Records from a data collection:
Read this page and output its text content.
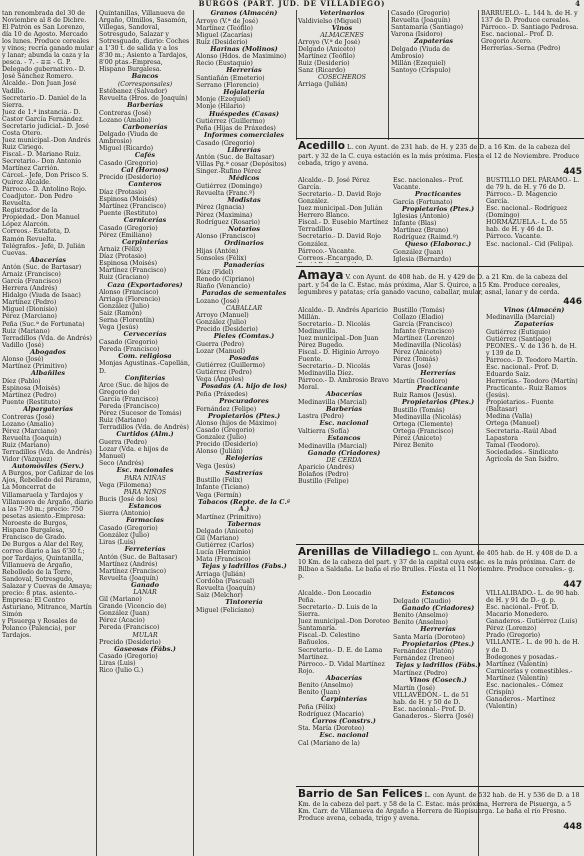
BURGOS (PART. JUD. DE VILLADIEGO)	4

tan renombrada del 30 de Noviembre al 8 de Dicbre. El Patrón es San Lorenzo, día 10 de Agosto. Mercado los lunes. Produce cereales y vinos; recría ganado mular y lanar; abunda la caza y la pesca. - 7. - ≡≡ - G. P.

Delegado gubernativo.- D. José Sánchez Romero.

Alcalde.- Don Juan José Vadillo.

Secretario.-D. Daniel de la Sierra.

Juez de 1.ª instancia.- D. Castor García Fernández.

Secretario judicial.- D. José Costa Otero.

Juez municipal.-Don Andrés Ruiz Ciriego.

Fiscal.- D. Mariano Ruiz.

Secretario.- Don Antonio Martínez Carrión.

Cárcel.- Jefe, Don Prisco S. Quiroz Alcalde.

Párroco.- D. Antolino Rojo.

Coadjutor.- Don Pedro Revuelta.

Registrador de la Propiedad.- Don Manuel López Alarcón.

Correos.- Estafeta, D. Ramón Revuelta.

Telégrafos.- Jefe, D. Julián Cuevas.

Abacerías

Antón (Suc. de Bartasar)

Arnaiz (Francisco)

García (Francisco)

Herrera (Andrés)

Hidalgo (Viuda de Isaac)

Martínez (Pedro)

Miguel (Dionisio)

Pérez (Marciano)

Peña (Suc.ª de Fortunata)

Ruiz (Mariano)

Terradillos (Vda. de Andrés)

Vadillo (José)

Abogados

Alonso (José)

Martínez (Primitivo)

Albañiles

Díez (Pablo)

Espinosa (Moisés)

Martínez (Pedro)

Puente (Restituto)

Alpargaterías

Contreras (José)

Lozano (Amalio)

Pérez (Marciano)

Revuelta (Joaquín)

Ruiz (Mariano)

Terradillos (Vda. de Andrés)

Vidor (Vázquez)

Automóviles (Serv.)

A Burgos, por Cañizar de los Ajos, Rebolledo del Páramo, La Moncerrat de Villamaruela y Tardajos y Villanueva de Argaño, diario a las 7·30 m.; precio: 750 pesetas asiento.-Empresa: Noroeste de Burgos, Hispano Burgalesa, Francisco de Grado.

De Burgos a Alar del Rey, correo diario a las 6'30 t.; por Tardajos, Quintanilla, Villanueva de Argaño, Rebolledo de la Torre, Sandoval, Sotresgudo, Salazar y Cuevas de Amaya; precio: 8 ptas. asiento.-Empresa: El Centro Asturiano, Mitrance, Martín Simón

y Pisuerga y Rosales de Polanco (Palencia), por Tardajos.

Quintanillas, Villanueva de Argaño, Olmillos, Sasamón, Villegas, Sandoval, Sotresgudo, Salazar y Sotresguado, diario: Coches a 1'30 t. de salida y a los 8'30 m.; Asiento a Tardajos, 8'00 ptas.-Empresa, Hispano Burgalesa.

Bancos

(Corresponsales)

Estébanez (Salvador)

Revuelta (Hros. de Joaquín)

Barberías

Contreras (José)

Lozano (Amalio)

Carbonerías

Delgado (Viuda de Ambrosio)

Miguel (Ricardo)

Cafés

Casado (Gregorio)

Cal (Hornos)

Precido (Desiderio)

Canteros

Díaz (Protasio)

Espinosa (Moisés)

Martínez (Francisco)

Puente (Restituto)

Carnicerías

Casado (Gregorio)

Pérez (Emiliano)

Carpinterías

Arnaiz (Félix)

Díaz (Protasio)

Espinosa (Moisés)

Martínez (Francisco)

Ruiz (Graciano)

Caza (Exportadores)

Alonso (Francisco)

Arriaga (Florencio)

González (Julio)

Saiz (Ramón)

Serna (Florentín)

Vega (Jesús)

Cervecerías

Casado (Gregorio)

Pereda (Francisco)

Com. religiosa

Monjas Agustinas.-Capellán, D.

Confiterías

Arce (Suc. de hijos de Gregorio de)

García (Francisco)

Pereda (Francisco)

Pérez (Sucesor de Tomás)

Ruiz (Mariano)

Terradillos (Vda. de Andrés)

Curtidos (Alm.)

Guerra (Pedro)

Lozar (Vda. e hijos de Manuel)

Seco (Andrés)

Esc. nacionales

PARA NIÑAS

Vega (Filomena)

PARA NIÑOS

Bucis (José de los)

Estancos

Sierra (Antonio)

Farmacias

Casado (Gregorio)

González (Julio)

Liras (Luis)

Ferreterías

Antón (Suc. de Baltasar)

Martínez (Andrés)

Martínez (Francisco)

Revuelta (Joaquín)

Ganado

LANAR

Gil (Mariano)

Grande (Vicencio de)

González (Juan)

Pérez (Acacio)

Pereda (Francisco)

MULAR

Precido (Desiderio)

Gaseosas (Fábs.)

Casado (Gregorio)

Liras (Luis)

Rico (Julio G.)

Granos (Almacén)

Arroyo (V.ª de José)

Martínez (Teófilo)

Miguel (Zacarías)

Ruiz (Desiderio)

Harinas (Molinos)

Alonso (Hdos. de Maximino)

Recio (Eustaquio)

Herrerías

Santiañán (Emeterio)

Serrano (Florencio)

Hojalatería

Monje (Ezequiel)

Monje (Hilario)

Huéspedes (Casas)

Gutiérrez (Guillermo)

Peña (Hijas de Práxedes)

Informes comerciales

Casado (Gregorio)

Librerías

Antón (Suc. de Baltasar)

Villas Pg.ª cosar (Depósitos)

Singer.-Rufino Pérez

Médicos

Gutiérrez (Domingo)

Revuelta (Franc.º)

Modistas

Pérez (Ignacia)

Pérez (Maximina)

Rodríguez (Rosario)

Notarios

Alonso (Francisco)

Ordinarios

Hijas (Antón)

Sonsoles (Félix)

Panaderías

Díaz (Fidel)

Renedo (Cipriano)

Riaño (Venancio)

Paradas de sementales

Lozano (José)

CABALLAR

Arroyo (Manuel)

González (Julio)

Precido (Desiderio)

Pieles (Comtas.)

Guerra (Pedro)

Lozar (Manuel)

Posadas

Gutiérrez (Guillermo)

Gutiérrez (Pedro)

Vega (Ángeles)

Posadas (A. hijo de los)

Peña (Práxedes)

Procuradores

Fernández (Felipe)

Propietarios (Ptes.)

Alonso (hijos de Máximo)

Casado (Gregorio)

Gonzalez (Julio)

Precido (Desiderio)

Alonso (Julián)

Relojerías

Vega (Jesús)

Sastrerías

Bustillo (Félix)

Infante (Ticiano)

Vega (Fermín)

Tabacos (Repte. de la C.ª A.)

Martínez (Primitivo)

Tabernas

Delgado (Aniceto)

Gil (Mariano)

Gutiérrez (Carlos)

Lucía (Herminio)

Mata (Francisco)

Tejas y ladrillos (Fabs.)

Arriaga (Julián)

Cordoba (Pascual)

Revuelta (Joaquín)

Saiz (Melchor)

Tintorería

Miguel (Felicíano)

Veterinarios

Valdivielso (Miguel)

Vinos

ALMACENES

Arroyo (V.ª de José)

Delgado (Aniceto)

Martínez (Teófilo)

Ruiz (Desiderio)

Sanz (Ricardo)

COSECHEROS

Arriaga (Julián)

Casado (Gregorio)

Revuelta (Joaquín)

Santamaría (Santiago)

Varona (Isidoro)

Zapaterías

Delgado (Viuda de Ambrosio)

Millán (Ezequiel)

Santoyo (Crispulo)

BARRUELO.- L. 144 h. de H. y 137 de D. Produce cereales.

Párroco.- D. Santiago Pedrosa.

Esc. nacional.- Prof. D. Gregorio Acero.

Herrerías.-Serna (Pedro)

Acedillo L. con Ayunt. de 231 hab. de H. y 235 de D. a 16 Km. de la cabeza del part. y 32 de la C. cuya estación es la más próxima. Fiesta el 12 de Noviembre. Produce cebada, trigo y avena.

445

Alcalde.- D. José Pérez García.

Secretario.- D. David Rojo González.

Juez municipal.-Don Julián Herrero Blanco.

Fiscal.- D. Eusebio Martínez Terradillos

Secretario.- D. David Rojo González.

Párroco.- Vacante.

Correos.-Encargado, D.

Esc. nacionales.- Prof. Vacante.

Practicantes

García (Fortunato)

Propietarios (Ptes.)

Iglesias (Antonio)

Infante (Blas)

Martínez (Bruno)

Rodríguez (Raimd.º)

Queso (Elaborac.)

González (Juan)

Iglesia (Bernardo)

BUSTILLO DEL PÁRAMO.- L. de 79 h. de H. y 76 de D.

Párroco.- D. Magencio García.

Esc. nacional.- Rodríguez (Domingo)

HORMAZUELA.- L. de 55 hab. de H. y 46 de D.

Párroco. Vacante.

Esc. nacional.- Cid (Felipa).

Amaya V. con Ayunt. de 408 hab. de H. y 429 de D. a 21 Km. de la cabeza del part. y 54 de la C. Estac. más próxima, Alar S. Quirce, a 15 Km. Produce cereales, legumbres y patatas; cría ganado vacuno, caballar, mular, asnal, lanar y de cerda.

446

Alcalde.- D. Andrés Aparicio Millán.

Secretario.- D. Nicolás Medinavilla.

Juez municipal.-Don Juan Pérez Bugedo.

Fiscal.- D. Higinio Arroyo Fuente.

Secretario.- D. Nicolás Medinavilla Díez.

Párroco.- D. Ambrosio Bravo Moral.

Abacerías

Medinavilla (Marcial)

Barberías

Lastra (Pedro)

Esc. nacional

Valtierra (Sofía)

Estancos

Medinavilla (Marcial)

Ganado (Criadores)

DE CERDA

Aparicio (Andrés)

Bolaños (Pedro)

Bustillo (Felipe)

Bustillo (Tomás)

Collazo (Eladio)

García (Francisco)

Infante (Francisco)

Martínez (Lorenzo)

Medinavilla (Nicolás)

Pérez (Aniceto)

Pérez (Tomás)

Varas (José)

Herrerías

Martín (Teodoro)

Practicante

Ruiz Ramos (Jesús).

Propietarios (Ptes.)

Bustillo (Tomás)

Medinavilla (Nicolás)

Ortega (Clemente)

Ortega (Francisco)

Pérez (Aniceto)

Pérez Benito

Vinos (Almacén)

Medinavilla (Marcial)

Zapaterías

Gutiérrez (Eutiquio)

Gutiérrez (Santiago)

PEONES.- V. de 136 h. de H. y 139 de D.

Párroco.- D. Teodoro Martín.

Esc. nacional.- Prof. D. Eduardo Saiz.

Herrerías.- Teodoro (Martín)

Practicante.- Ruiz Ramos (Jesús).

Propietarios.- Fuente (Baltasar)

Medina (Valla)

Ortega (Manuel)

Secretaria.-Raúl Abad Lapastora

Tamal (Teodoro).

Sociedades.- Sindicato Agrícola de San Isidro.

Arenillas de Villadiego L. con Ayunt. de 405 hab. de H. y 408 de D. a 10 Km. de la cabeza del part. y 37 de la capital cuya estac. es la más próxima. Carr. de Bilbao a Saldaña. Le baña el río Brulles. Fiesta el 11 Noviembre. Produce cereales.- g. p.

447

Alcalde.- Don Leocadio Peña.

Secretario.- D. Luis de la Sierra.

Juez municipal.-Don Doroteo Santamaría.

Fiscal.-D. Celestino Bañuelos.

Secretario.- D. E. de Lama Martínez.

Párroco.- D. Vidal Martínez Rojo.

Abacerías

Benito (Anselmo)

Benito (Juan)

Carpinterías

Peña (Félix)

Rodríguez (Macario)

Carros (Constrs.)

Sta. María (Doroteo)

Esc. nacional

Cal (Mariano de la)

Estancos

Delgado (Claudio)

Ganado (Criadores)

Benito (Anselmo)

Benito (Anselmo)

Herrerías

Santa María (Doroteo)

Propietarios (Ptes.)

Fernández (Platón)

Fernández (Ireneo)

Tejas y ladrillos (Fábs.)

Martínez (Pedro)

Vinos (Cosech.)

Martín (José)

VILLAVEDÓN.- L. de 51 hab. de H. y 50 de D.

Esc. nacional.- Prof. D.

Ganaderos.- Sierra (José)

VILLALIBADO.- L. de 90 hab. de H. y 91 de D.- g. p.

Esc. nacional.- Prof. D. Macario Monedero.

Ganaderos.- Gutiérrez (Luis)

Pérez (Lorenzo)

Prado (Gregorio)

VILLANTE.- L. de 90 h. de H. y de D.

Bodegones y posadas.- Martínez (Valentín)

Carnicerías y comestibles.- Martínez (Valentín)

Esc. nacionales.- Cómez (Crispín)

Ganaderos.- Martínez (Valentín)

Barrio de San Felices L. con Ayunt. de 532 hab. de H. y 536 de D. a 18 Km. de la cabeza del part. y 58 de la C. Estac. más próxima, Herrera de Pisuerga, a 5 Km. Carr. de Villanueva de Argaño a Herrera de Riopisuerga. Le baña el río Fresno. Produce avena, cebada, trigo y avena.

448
--
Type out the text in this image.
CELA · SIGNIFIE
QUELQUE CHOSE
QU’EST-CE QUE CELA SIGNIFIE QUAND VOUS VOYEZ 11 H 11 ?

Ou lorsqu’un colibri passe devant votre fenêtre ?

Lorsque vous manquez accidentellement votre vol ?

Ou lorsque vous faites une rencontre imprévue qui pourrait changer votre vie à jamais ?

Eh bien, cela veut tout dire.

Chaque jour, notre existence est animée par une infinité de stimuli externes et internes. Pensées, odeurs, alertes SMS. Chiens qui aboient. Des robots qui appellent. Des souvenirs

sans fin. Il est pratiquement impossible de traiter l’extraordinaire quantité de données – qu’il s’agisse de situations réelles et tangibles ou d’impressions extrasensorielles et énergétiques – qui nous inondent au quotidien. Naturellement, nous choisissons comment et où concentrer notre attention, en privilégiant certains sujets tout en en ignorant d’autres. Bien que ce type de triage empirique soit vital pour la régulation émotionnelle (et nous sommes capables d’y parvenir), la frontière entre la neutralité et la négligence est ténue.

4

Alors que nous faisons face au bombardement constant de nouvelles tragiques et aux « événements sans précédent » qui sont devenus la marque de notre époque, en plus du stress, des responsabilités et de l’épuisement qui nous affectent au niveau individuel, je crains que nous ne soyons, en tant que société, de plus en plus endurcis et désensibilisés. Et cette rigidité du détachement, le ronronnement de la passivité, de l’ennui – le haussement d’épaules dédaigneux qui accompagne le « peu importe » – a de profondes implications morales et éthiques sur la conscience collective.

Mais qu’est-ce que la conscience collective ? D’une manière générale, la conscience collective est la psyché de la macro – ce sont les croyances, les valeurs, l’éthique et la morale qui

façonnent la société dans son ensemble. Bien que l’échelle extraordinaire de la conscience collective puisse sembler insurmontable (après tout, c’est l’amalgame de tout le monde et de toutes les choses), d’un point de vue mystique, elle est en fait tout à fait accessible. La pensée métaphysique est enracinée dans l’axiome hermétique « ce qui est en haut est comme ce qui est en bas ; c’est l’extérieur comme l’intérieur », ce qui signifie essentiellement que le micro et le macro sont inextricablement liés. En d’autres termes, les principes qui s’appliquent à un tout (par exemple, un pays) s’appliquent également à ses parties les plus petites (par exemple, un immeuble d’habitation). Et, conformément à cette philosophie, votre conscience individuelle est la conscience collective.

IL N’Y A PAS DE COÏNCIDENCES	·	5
--
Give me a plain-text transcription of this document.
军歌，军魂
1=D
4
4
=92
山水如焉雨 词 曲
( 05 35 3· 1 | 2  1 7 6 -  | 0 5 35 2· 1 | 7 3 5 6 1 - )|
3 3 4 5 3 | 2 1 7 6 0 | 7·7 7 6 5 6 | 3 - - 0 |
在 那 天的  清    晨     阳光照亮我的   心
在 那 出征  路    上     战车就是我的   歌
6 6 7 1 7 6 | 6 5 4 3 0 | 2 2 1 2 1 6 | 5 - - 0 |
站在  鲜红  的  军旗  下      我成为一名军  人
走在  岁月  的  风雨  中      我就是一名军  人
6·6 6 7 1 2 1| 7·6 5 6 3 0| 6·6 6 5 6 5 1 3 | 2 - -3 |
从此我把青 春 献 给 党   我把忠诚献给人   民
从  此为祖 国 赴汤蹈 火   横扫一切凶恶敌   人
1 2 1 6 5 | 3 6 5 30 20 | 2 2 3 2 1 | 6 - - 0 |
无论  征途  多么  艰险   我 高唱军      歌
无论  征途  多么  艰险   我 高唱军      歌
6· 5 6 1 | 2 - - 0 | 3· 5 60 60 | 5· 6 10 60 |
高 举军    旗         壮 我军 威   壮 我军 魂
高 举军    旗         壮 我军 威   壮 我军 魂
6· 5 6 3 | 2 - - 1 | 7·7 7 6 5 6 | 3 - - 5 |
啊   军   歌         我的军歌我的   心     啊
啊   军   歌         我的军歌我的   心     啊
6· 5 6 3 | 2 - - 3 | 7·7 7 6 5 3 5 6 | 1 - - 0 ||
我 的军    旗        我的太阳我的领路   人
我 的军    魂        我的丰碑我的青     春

Problem – Find each line that has the word "Jesús", then copy it out.

Solution for this exercise –
Vega (Jesús)
Vega (Jesús)
Ruiz Ramos (Jesús).
Practicante.- Ruiz Ramos (Jesús).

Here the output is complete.